--- Start of DATA TO PROCESS ---

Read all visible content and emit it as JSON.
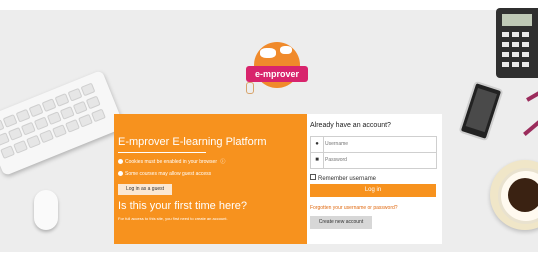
{
  "branding": {
    "logo_text": "e-mprover"
  },
  "left_panel": {
    "title": "E-mprover E-learning Platform",
    "notes": [
      "Cookies must be enabled in your browser",
      "Some courses may allow guest access"
    ],
    "guest_button": "Log in as a guest",
    "first_time_title": "Is this your first time here?",
    "first_time_desc": "For full access to this site, you first need to create an account."
  },
  "login": {
    "title": "Already have an account?",
    "username_placeholder": "Username",
    "password_placeholder": "Password",
    "remember_label": "Remember username",
    "login_button": "Log in",
    "forgot_link": "Forgotten your username or password?",
    "create_button": "Create new account"
  },
  "colors": {
    "accent": "#f7921e",
    "brand_pink": "#d8246c",
    "background": "#ededed"
  },
  "icons": [
    "user-icon",
    "lock-icon",
    "info-icon",
    "help-icon",
    "globe-icon"
  ]
}
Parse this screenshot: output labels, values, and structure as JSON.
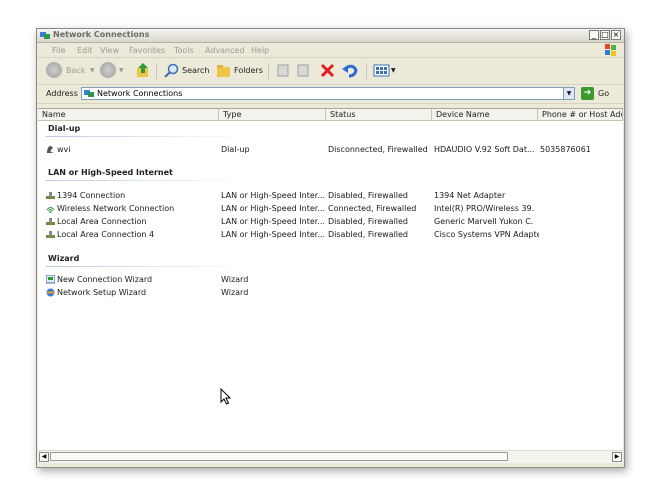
{
  "window": {
    "title": "Network Connections"
  },
  "menu": [
    "File",
    "Edit",
    "View",
    "Favorites",
    "Tools",
    "Advanced",
    "Help"
  ],
  "toolbar": {
    "back": "Back",
    "search": "Search",
    "folders": "Folders"
  },
  "address": {
    "label": "Address",
    "value": "Network Connections",
    "go": "Go"
  },
  "columns": [
    "Name",
    "Type",
    "Status",
    "Device Name",
    "Phone # or Host Addre"
  ],
  "groups": [
    {
      "title": "Dial-up",
      "rows": [
        {
          "name": "wvi",
          "icon": "dialup-icon",
          "type": "Dial-up",
          "status": "Disconnected, Firewalled",
          "device": "HDAUDIO V.92 Soft Dat...",
          "phone": "5035876061"
        }
      ]
    },
    {
      "title": "LAN or High-Speed Internet",
      "rows": [
        {
          "name": "1394 Connection",
          "icon": "lan-icon",
          "type": "LAN or High-Speed Inter...",
          "status": "Disabled, Firewalled",
          "device": "1394 Net Adapter",
          "phone": ""
        },
        {
          "name": "Wireless Network Connection",
          "icon": "wireless-icon",
          "type": "LAN or High-Speed Inter...",
          "status": "Connected, Firewalled",
          "device": "Intel(R) PRO/Wireless 39...",
          "phone": ""
        },
        {
          "name": "Local Area Connection",
          "icon": "lan-icon",
          "type": "LAN or High-Speed Inter...",
          "status": "Disabled, Firewalled",
          "device": "Generic Marvell Yukon C...",
          "phone": ""
        },
        {
          "name": "Local Area Connection 4",
          "icon": "lan-icon",
          "type": "LAN or High-Speed Inter...",
          "status": "Disabled, Firewalled",
          "device": "Cisco Systems VPN Adapter",
          "phone": ""
        }
      ]
    },
    {
      "title": "Wizard",
      "rows": [
        {
          "name": "New Connection Wizard",
          "icon": "wizard-icon",
          "type": "Wizard",
          "status": "",
          "device": "",
          "phone": ""
        },
        {
          "name": "Network Setup Wizard",
          "icon": "setup-wizard-icon",
          "type": "Wizard",
          "status": "",
          "device": "",
          "phone": ""
        }
      ]
    }
  ],
  "colors": {
    "accent": "#3a7bd5",
    "go_button": "#3a9a2a",
    "delete_red": "#e02020"
  }
}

--- End of DATA TO PROCESS ---

-- WHAT TO WORK ON --
Without the pictures, print the whole listing exactly as given.

-- RESPONSE FOR THIS EXERCISE --
Read all visible content and emit it as JSON.
{
  "branding": {
    "logo_text": "e-mprover"
  },
  "left_panel": {
    "title": "E-mprover E-learning Platform",
    "notes": [
      "Cookies must be enabled in your browser",
      "Some courses may allow guest access"
    ],
    "guest_button": "Log in as a guest",
    "first_time_title": "Is this your first time here?",
    "first_time_desc": "For full access to this site, you first need to create an account."
  },
  "login": {
    "title": "Already have an account?",
    "username_placeholder": "Username",
    "password_placeholder": "Password",
    "remember_label": "Remember username",
    "login_button": "Log in",
    "forgot_link": "Forgotten your username or password?",
    "create_button": "Create new account"
  },
  "colors": {
    "accent": "#f7921e",
    "brand_pink": "#d8246c",
    "background": "#ededed"
  },
  "icons": [
    "user-icon",
    "lock-icon",
    "info-icon",
    "help-icon",
    "globe-icon"
  ]
}
Parse this screenshot: output labels, values, and structure as JSON.
{
  "window": {
    "title": "Network Connections"
  },
  "menu": [
    "File",
    "Edit",
    "View",
    "Favorites",
    "Tools",
    "Advanced",
    "Help"
  ],
  "toolbar": {
    "back": "Back",
    "search": "Search",
    "folders": "Folders"
  },
  "address": {
    "label": "Address",
    "value": "Network Connections",
    "go": "Go"
  },
  "columns": [
    "Name",
    "Type",
    "Status",
    "Device Name",
    "Phone # or Host Addre"
  ],
  "groups": [
    {
      "title": "Dial-up",
      "rows": [
        {
          "name": "wvi",
          "icon": "dialup-icon",
          "type": "Dial-up",
          "status": "Disconnected, Firewalled",
          "device": "HDAUDIO V.92 Soft Dat...",
          "phone": "5035876061"
        }
      ]
    },
    {
      "title": "LAN or High-Speed Internet",
      "rows": [
        {
          "name": "1394 Connection",
          "icon": "lan-icon",
          "type": "LAN or High-Speed Inter...",
          "status": "Disabled, Firewalled",
          "device": "1394 Net Adapter",
          "phone": ""
        },
        {
          "name": "Wireless Network Connection",
          "icon": "wireless-icon",
          "type": "LAN or High-Speed Inter...",
          "status": "Connected, Firewalled",
          "device": "Intel(R) PRO/Wireless 39...",
          "phone": ""
        },
        {
          "name": "Local Area Connection",
          "icon": "lan-icon",
          "type": "LAN or High-Speed Inter...",
          "status": "Disabled, Firewalled",
          "device": "Generic Marvell Yukon C...",
          "phone": ""
        },
        {
          "name": "Local Area Connection 4",
          "icon": "lan-icon",
          "type": "LAN or High-Speed Inter...",
          "status": "Disabled, Firewalled",
          "device": "Cisco Systems VPN Adapter",
          "phone": ""
        }
      ]
    },
    {
      "title": "Wizard",
      "rows": [
        {
          "name": "New Connection Wizard",
          "icon": "wizard-icon",
          "type": "Wizard",
          "status": "",
          "device": "",
          "phone": ""
        },
        {
          "name": "Network Setup Wizard",
          "icon": "setup-wizard-icon",
          "type": "Wizard",
          "status": "",
          "device": "",
          "phone": ""
        }
      ]
    }
  ],
  "colors": {
    "accent": "#3a7bd5",
    "go_button": "#3a9a2a",
    "delete_red": "#e02020"
  }
}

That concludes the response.